**STATED EXERCISE:**
Copy nothing but the text: reproduce each line of the listing exactly and leave the pictures out.
++++
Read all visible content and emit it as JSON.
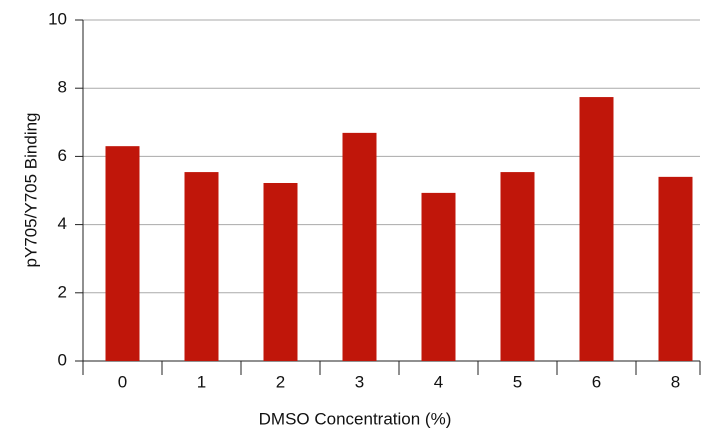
{
  "chart_data": {
    "type": "bar",
    "x_label": "DMSO Concentration (%)",
    "y_label": "pY705/Y705 Binding",
    "categories": [
      "0",
      "1",
      "2",
      "3",
      "4",
      "5",
      "6",
      "8"
    ],
    "values": [
      6.3,
      5.54,
      5.22,
      6.69,
      4.93,
      5.54,
      7.74,
      5.4
    ],
    "color": "#c0160a",
    "ylim": [
      0,
      10
    ],
    "yticks": [
      0,
      2,
      4,
      6,
      8,
      10
    ],
    "grid": true
  }
}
++++
**WRITTEN ANSWER:**
Read all visible content and emit it as JSON.
{
  "chart_data": {
    "type": "bar",
    "x_label": "DMSO Concentration (%)",
    "y_label": "pY705/Y705 Binding",
    "categories": [
      "0",
      "1",
      "2",
      "3",
      "4",
      "5",
      "6",
      "8"
    ],
    "values": [
      6.3,
      5.54,
      5.22,
      6.69,
      4.93,
      5.54,
      7.74,
      5.4
    ],
    "color": "#c0160a",
    "ylim": [
      0,
      10
    ],
    "yticks": [
      0,
      2,
      4,
      6,
      8,
      10
    ],
    "grid": true
  }
}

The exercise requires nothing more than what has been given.